> [DATA SECTION]

*-*-*

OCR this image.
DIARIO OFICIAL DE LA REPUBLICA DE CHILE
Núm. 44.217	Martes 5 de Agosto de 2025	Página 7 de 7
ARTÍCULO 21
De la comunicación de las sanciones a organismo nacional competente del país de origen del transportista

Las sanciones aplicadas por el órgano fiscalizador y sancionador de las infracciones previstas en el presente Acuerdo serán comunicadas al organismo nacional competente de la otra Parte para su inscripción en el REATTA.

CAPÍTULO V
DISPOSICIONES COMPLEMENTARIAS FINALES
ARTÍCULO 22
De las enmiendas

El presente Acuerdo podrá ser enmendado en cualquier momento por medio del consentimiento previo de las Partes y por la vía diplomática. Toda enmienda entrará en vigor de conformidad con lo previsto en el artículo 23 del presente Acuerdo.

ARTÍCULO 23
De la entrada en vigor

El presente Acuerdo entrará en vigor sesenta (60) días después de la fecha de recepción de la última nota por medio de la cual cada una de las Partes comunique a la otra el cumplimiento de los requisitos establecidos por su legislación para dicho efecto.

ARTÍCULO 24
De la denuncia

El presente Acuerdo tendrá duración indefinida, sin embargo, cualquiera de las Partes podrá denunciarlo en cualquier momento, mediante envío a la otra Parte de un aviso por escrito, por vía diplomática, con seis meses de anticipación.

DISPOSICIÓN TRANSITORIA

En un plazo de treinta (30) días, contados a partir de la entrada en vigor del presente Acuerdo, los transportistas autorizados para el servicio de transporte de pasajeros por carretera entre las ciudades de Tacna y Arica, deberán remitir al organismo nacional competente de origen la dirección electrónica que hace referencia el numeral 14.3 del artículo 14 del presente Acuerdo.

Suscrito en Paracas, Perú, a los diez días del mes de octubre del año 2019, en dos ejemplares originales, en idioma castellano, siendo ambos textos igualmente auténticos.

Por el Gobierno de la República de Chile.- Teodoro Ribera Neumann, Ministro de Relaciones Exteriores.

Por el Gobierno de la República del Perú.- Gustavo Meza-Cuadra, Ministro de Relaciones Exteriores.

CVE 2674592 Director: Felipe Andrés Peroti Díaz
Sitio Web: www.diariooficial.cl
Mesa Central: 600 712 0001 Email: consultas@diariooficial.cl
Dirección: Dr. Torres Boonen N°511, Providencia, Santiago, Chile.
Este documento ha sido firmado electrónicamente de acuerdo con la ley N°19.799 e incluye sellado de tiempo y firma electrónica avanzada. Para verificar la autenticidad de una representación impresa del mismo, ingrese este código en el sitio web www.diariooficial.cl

*-*-*

> [REQUEST]
Return every line above that contains the word "Gobierno".

> [ANSWER IN FULL]
Por el Gobierno de la República de Chile.- Teodoro Ribera Neumann, Ministro de Relaciones Exteriores.
Por el Gobierno de la República del Perú.- Gustavo Meza-Cuadra, Ministro de Relaciones Exteriores.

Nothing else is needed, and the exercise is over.